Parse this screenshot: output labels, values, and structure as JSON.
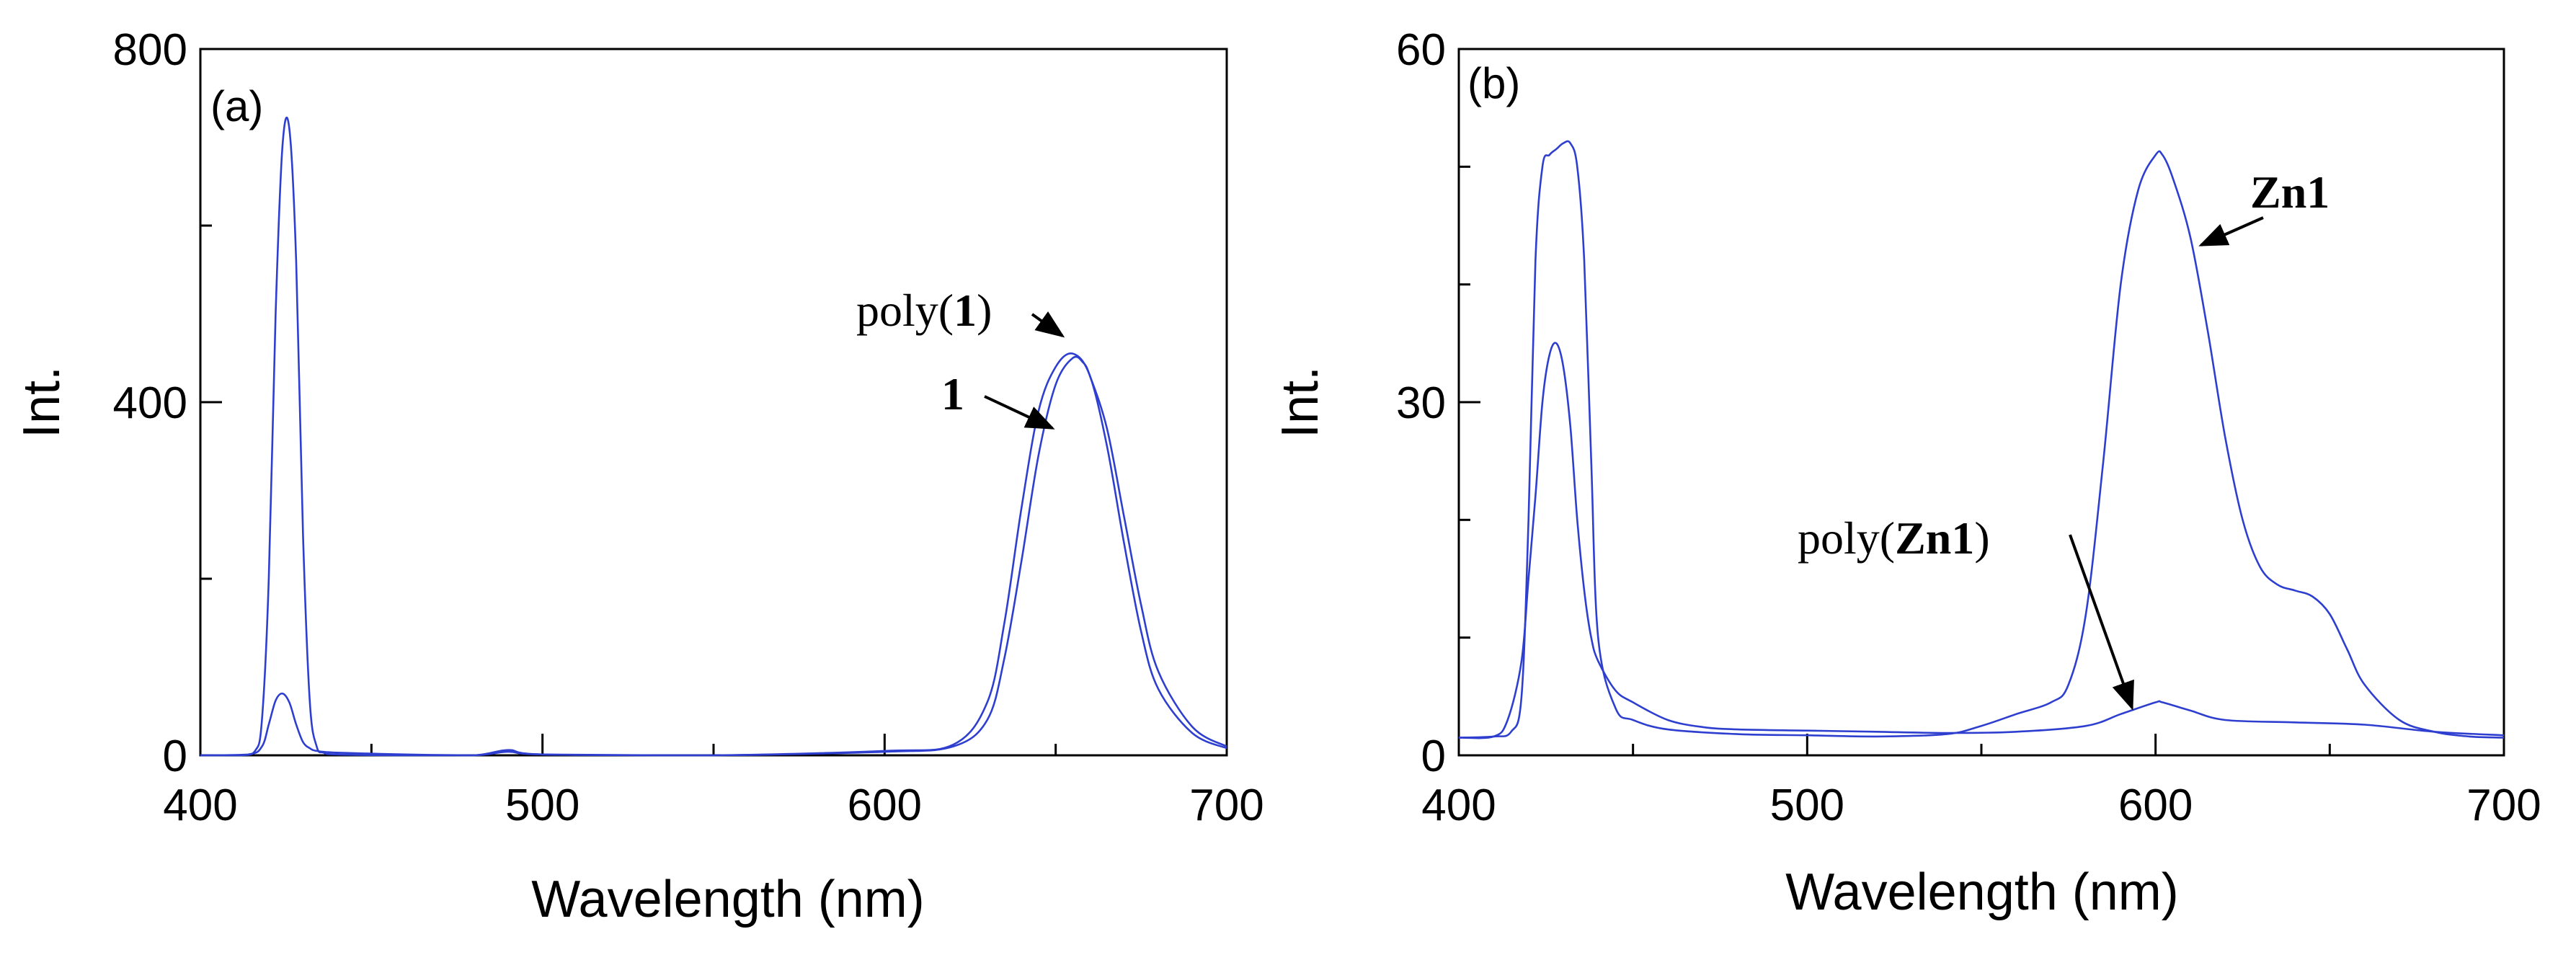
{
  "colors": {
    "line": "#2e3fd0",
    "axis": "#000000",
    "background": "#ffffff"
  },
  "chart_data": [
    {
      "type": "line",
      "panel_label": "(a)",
      "xlabel": "Wavelength (nm)",
      "ylabel": "Int.",
      "xlim": [
        400,
        700
      ],
      "ylim": [
        0,
        800
      ],
      "x_ticks": [
        400,
        500,
        600,
        700
      ],
      "x_minor_ticks": [
        450,
        550,
        650
      ],
      "y_ticks": [
        0,
        400,
        800
      ],
      "y_minor_ticks": [
        200,
        600
      ],
      "series": [
        {
          "name": "poly(1)",
          "x": [
            400,
            412,
            416,
            418,
            420,
            422,
            424,
            426,
            428,
            430,
            432,
            434,
            436,
            440,
            460,
            480,
            490,
            500,
            550,
            600,
            620,
            630,
            635,
            640,
            645,
            650,
            655,
            660,
            665,
            670,
            675,
            680,
            690,
            700
          ],
          "values": [
            0,
            0,
            5,
            40,
            200,
            500,
            690,
            710,
            560,
            250,
            60,
            10,
            3,
            1,
            0,
            0,
            6,
            1,
            0,
            5,
            12,
            60,
            150,
            280,
            390,
            440,
            455,
            430,
            350,
            240,
            140,
            75,
            25,
            8
          ]
        },
        {
          "name": "1",
          "x": [
            400,
            414,
            418,
            420,
            422,
            424,
            426,
            428,
            430,
            432,
            434,
            440,
            460,
            480,
            490,
            500,
            550,
            600,
            620,
            630,
            635,
            640,
            645,
            650,
            655,
            658,
            660,
            665,
            670,
            675,
            680,
            690,
            700
          ],
          "values": [
            0,
            1,
            10,
            35,
            62,
            70,
            60,
            35,
            15,
            8,
            5,
            3,
            1,
            0,
            4,
            1,
            0,
            4,
            10,
            40,
            110,
            220,
            340,
            420,
            450,
            445,
            430,
            370,
            270,
            170,
            95,
            32,
            10
          ]
        }
      ],
      "annotations": [
        {
          "text_prefix": "poly(",
          "text_bold": "1",
          "text_suffix": ")",
          "x": 650,
          "y": 465
        },
        {
          "text_bold": "1",
          "x": 652,
          "y": 368
        }
      ]
    },
    {
      "type": "line",
      "panel_label": "(b)",
      "xlabel": "Wavelength (nm)",
      "ylabel": "Int.",
      "xlim": [
        400,
        700
      ],
      "ylim": [
        0,
        60
      ],
      "x_ticks": [
        400,
        500,
        600,
        700
      ],
      "x_minor_ticks": [
        450,
        550,
        650
      ],
      "y_ticks": [
        0,
        30,
        60
      ],
      "y_minor_ticks": [
        10,
        20,
        40,
        50
      ],
      "series": [
        {
          "name": "Zn1",
          "x": [
            400,
            410,
            415,
            418,
            420,
            422,
            424,
            426,
            428,
            430,
            432,
            434,
            436,
            438,
            440,
            445,
            450,
            460,
            480,
            500,
            520,
            540,
            550,
            560,
            570,
            575,
            580,
            585,
            590,
            595,
            600,
            602,
            605,
            610,
            615,
            620,
            625,
            630,
            635,
            640,
            645,
            650,
            655,
            660,
            670,
            680,
            690,
            700
          ],
          "values": [
            1.5,
            1.6,
            2,
            5,
            20,
            42,
            50,
            51,
            51.5,
            52,
            52,
            50,
            42,
            25,
            10,
            4,
            3,
            2.2,
            1.8,
            1.7,
            1.6,
            1.8,
            2.5,
            3.5,
            4.5,
            6,
            12,
            25,
            40,
            48,
            51,
            51,
            49,
            44,
            36,
            27,
            20,
            16,
            14.5,
            14,
            13.5,
            12,
            9,
            6,
            3,
            2,
            1.6,
            1.5
          ]
        },
        {
          "name": "poly(Zn1)",
          "x": [
            400,
            410,
            414,
            418,
            420,
            422,
            424,
            426,
            428,
            430,
            432,
            434,
            436,
            438,
            440,
            445,
            450,
            460,
            470,
            480,
            500,
            520,
            540,
            560,
            580,
            590,
            600,
            602,
            610,
            620,
            640,
            660,
            680,
            700
          ],
          "values": [
            1.5,
            1.6,
            3,
            8,
            15,
            22,
            30,
            34,
            35,
            33,
            28,
            20,
            14,
            10,
            8,
            5.5,
            4.5,
            3,
            2.4,
            2.2,
            2.1,
            2,
            1.9,
            2,
            2.5,
            3.5,
            4.5,
            4.5,
            3.8,
            3,
            2.8,
            2.6,
            2,
            1.7
          ]
        }
      ],
      "annotations": [
        {
          "text_bold": "Zn1",
          "x": 608,
          "y": 45
        },
        {
          "text_prefix": "poly(",
          "text_bold": "Zn1",
          "text_suffix": ")",
          "x": 603,
          "y": 4.3
        }
      ]
    }
  ]
}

Directions – Pictures appear in the records above. Output everything except them, exactly.

Solution to this exercise –
Parse this screenshot: output labels, values, and structure as JSON.
{
  "colors": {
    "line": "#2e3fd0",
    "axis": "#000000",
    "background": "#ffffff"
  },
  "chart_data": [
    {
      "type": "line",
      "panel_label": "(a)",
      "xlabel": "Wavelength (nm)",
      "ylabel": "Int.",
      "xlim": [
        400,
        700
      ],
      "ylim": [
        0,
        800
      ],
      "x_ticks": [
        400,
        500,
        600,
        700
      ],
      "x_minor_ticks": [
        450,
        550,
        650
      ],
      "y_ticks": [
        0,
        400,
        800
      ],
      "y_minor_ticks": [
        200,
        600
      ],
      "series": [
        {
          "name": "poly(1)",
          "x": [
            400,
            412,
            416,
            418,
            420,
            422,
            424,
            426,
            428,
            430,
            432,
            434,
            436,
            440,
            460,
            480,
            490,
            500,
            550,
            600,
            620,
            630,
            635,
            640,
            645,
            650,
            655,
            660,
            665,
            670,
            675,
            680,
            690,
            700
          ],
          "values": [
            0,
            0,
            5,
            40,
            200,
            500,
            690,
            710,
            560,
            250,
            60,
            10,
            3,
            1,
            0,
            0,
            6,
            1,
            0,
            5,
            12,
            60,
            150,
            280,
            390,
            440,
            455,
            430,
            350,
            240,
            140,
            75,
            25,
            8
          ]
        },
        {
          "name": "1",
          "x": [
            400,
            414,
            418,
            420,
            422,
            424,
            426,
            428,
            430,
            432,
            434,
            440,
            460,
            480,
            490,
            500,
            550,
            600,
            620,
            630,
            635,
            640,
            645,
            650,
            655,
            658,
            660,
            665,
            670,
            675,
            680,
            690,
            700
          ],
          "values": [
            0,
            1,
            10,
            35,
            62,
            70,
            60,
            35,
            15,
            8,
            5,
            3,
            1,
            0,
            4,
            1,
            0,
            4,
            10,
            40,
            110,
            220,
            340,
            420,
            450,
            445,
            430,
            370,
            270,
            170,
            95,
            32,
            10
          ]
        }
      ],
      "annotations": [
        {
          "text_prefix": "poly(",
          "text_bold": "1",
          "text_suffix": ")",
          "x": 650,
          "y": 465
        },
        {
          "text_bold": "1",
          "x": 652,
          "y": 368
        }
      ]
    },
    {
      "type": "line",
      "panel_label": "(b)",
      "xlabel": "Wavelength (nm)",
      "ylabel": "Int.",
      "xlim": [
        400,
        700
      ],
      "ylim": [
        0,
        60
      ],
      "x_ticks": [
        400,
        500,
        600,
        700
      ],
      "x_minor_ticks": [
        450,
        550,
        650
      ],
      "y_ticks": [
        0,
        30,
        60
      ],
      "y_minor_ticks": [
        10,
        20,
        40,
        50
      ],
      "series": [
        {
          "name": "Zn1",
          "x": [
            400,
            410,
            415,
            418,
            420,
            422,
            424,
            426,
            428,
            430,
            432,
            434,
            436,
            438,
            440,
            445,
            450,
            460,
            480,
            500,
            520,
            540,
            550,
            560,
            570,
            575,
            580,
            585,
            590,
            595,
            600,
            602,
            605,
            610,
            615,
            620,
            625,
            630,
            635,
            640,
            645,
            650,
            655,
            660,
            670,
            680,
            690,
            700
          ],
          "values": [
            1.5,
            1.6,
            2,
            5,
            20,
            42,
            50,
            51,
            51.5,
            52,
            52,
            50,
            42,
            25,
            10,
            4,
            3,
            2.2,
            1.8,
            1.7,
            1.6,
            1.8,
            2.5,
            3.5,
            4.5,
            6,
            12,
            25,
            40,
            48,
            51,
            51,
            49,
            44,
            36,
            27,
            20,
            16,
            14.5,
            14,
            13.5,
            12,
            9,
            6,
            3,
            2,
            1.6,
            1.5
          ]
        },
        {
          "name": "poly(Zn1)",
          "x": [
            400,
            410,
            414,
            418,
            420,
            422,
            424,
            426,
            428,
            430,
            432,
            434,
            436,
            438,
            440,
            445,
            450,
            460,
            470,
            480,
            500,
            520,
            540,
            560,
            580,
            590,
            600,
            602,
            610,
            620,
            640,
            660,
            680,
            700
          ],
          "values": [
            1.5,
            1.6,
            3,
            8,
            15,
            22,
            30,
            34,
            35,
            33,
            28,
            20,
            14,
            10,
            8,
            5.5,
            4.5,
            3,
            2.4,
            2.2,
            2.1,
            2,
            1.9,
            2,
            2.5,
            3.5,
            4.5,
            4.5,
            3.8,
            3,
            2.8,
            2.6,
            2,
            1.7
          ]
        }
      ],
      "annotations": [
        {
          "text_bold": "Zn1",
          "x": 608,
          "y": 45
        },
        {
          "text_prefix": "poly(",
          "text_bold": "Zn1",
          "text_suffix": ")",
          "x": 603,
          "y": 4.3
        }
      ]
    }
  ]
}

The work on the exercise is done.